*Short exercise*
Pictures do not belong in the copy. Return all of the entries exactly.

*Entries supplied*
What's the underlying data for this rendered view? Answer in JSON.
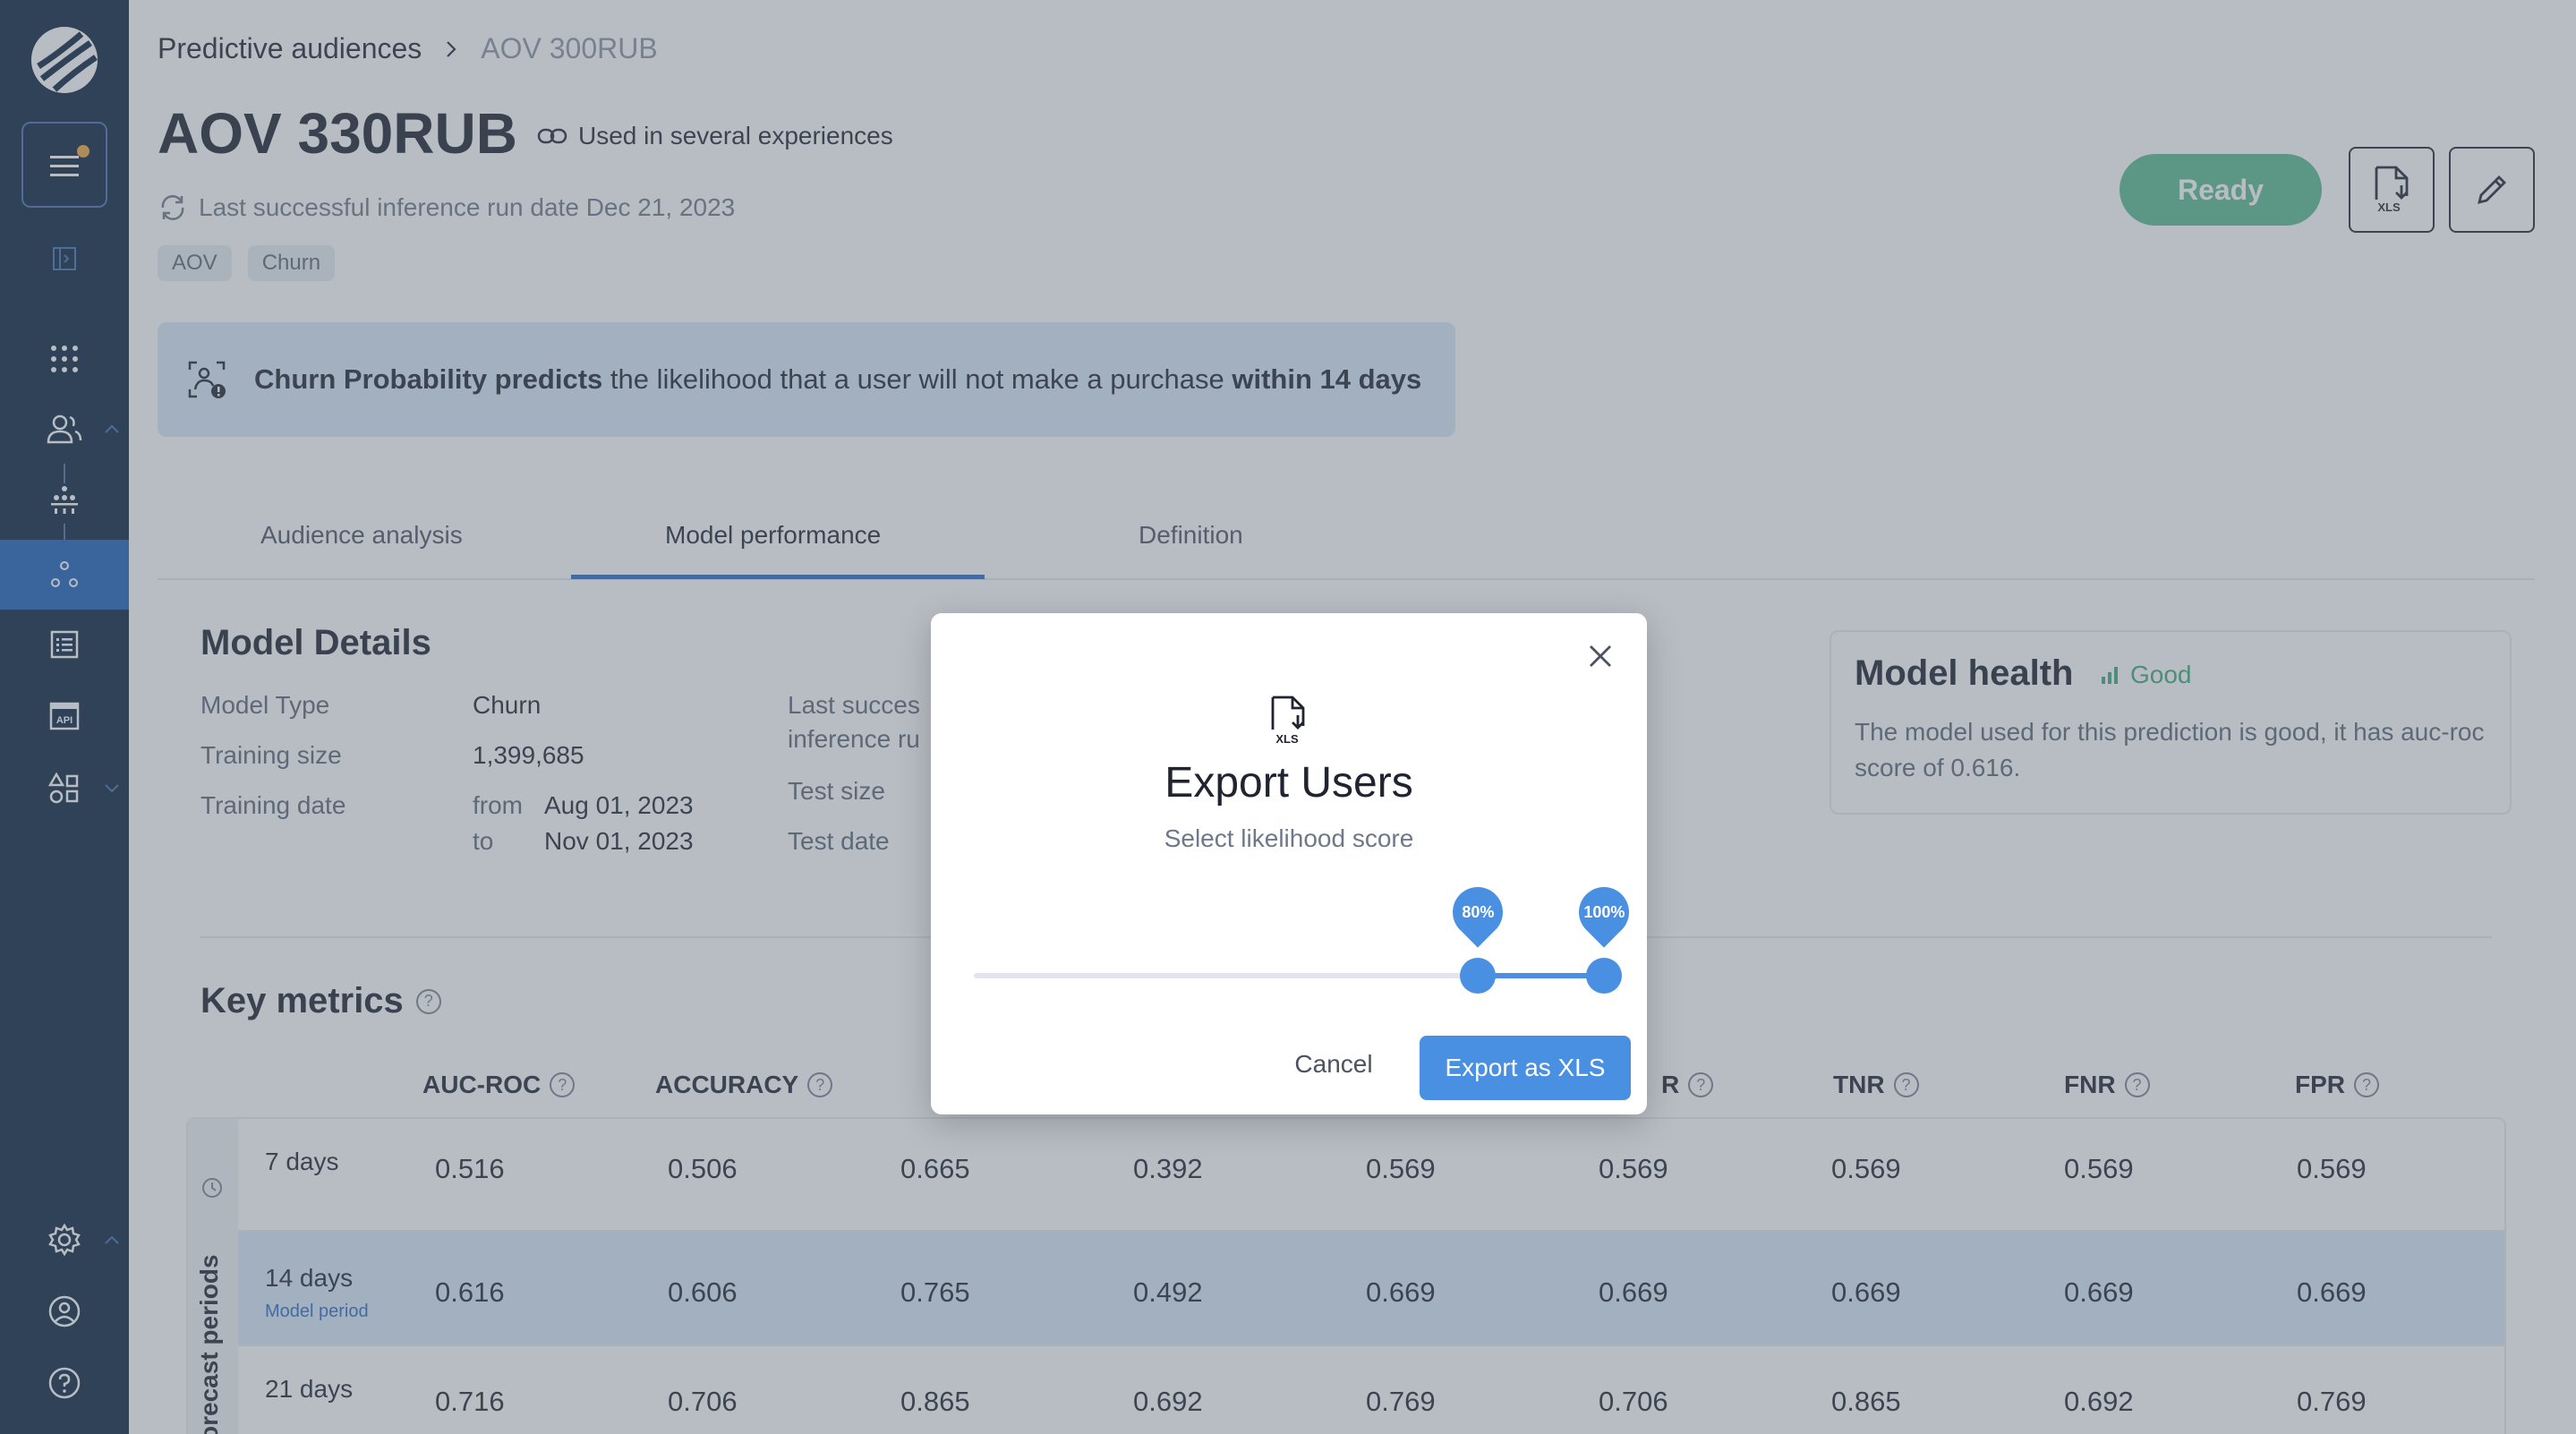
{
  "breadcrumb": {
    "root": "Predictive audiences",
    "current": "AOV 300RUB"
  },
  "page": {
    "title": "AOV 330RUB",
    "used_in": "Used in several experiences",
    "last_run": "Last successful inference run date Dec 21, 2023",
    "tags": [
      "AOV",
      "Churn"
    ],
    "status": "Ready"
  },
  "banner": {
    "bold1": "Churn Probability predicts",
    "text": " the likelihood that a user will not make a purchase ",
    "bold2": "within 14 days"
  },
  "tabs": [
    "Audience analysis",
    "Model performance",
    "Definition"
  ],
  "active_tab": "Model performance",
  "model_details": {
    "title": "Model Details",
    "type_label": "Model Type",
    "type_value": "Churn",
    "size_label": "Training size",
    "size_value": "1,399,685",
    "date_label": "Training date",
    "from_label": "from",
    "from_value": "Aug 01, 2023",
    "to_label": "to",
    "to_value": "Nov 01, 2023",
    "last_run_label_1": "Last succes",
    "last_run_label_2": "inference ru",
    "test_size_label": "Test size",
    "test_date_label": "Test date"
  },
  "model_health": {
    "title": "Model health",
    "status": "Good",
    "description": "The model used for this prediction is good, it has auc-roc score of 0.616."
  },
  "key_metrics": {
    "title": "Key metrics",
    "side_label": "orecast periods",
    "columns": [
      "AUC-ROC",
      "ACCURACY",
      "PI",
      "",
      "",
      "R",
      "TNR",
      "FNR",
      "FPR"
    ],
    "rows": [
      {
        "label": "7 days",
        "sub": "",
        "values": [
          "0.516",
          "0.506",
          "0.665",
          "0.392",
          "0.569",
          "0.569",
          "0.569",
          "0.569",
          "0.569"
        ]
      },
      {
        "label": "14 days",
        "sub": "Model period",
        "values": [
          "0.616",
          "0.606",
          "0.765",
          "0.492",
          "0.669",
          "0.669",
          "0.669",
          "0.669",
          "0.669"
        ]
      },
      {
        "label": "21 days",
        "sub": "",
        "values": [
          "0.716",
          "0.706",
          "0.865",
          "0.692",
          "0.769",
          "0.706",
          "0.865",
          "0.692",
          "0.769"
        ]
      }
    ]
  },
  "modal": {
    "icon_label": "XLS",
    "title": "Export Users",
    "subtitle": "Select likelihood score",
    "slider_min_label": "80%",
    "slider_max_label": "100%",
    "slider_min_value": 80,
    "slider_max_value": 100,
    "cancel": "Cancel",
    "export": "Export as XLS"
  },
  "xls_button_label": "XLS",
  "colors": {
    "sidebar": "#0a1f3c",
    "accent": "#4a90e2",
    "ready": "#5aba8f",
    "good": "#3fa878"
  },
  "icons": {
    "sidebar": [
      "logo-icon",
      "menu-icon",
      "sidebar-toggle-icon",
      "apps-grid-icon",
      "audiences-icon",
      "hierarchy-icon",
      "predictive-icon",
      "list-icon",
      "api-icon",
      "shapes-icon",
      "settings-icon",
      "account-icon",
      "help-icon"
    ]
  }
}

*Solved exercise*
What's the underlying data for this rendered view? Answer in JSON.
{
  "breadcrumb": {
    "root": "Predictive audiences",
    "current": "AOV 300RUB"
  },
  "page": {
    "title": "AOV 330RUB",
    "used_in": "Used in several experiences",
    "last_run": "Last successful inference run date Dec 21, 2023",
    "tags": [
      "AOV",
      "Churn"
    ],
    "status": "Ready"
  },
  "banner": {
    "bold1": "Churn Probability predicts",
    "text": " the likelihood that a user will not make a purchase ",
    "bold2": "within 14 days"
  },
  "tabs": [
    "Audience analysis",
    "Model performance",
    "Definition"
  ],
  "active_tab": "Model performance",
  "model_details": {
    "title": "Model Details",
    "type_label": "Model Type",
    "type_value": "Churn",
    "size_label": "Training size",
    "size_value": "1,399,685",
    "date_label": "Training date",
    "from_label": "from",
    "from_value": "Aug 01, 2023",
    "to_label": "to",
    "to_value": "Nov 01, 2023",
    "last_run_label_1": "Last succes",
    "last_run_label_2": "inference ru",
    "test_size_label": "Test size",
    "test_date_label": "Test date"
  },
  "model_health": {
    "title": "Model health",
    "status": "Good",
    "description": "The model used for this prediction is good, it has auc-roc score of 0.616."
  },
  "key_metrics": {
    "title": "Key metrics",
    "side_label": "orecast periods",
    "columns": [
      "AUC-ROC",
      "ACCURACY",
      "PI",
      "",
      "",
      "R",
      "TNR",
      "FNR",
      "FPR"
    ],
    "rows": [
      {
        "label": "7 days",
        "sub": "",
        "values": [
          "0.516",
          "0.506",
          "0.665",
          "0.392",
          "0.569",
          "0.569",
          "0.569",
          "0.569",
          "0.569"
        ]
      },
      {
        "label": "14 days",
        "sub": "Model period",
        "values": [
          "0.616",
          "0.606",
          "0.765",
          "0.492",
          "0.669",
          "0.669",
          "0.669",
          "0.669",
          "0.669"
        ]
      },
      {
        "label": "21 days",
        "sub": "",
        "values": [
          "0.716",
          "0.706",
          "0.865",
          "0.692",
          "0.769",
          "0.706",
          "0.865",
          "0.692",
          "0.769"
        ]
      }
    ]
  },
  "modal": {
    "icon_label": "XLS",
    "title": "Export Users",
    "subtitle": "Select likelihood score",
    "slider_min_label": "80%",
    "slider_max_label": "100%",
    "slider_min_value": 80,
    "slider_max_value": 100,
    "cancel": "Cancel",
    "export": "Export as XLS"
  },
  "xls_button_label": "XLS",
  "colors": {
    "sidebar": "#0a1f3c",
    "accent": "#4a90e2",
    "ready": "#5aba8f",
    "good": "#3fa878"
  },
  "icons": {
    "sidebar": [
      "logo-icon",
      "menu-icon",
      "sidebar-toggle-icon",
      "apps-grid-icon",
      "audiences-icon",
      "hierarchy-icon",
      "predictive-icon",
      "list-icon",
      "api-icon",
      "shapes-icon",
      "settings-icon",
      "account-icon",
      "help-icon"
    ]
  }
}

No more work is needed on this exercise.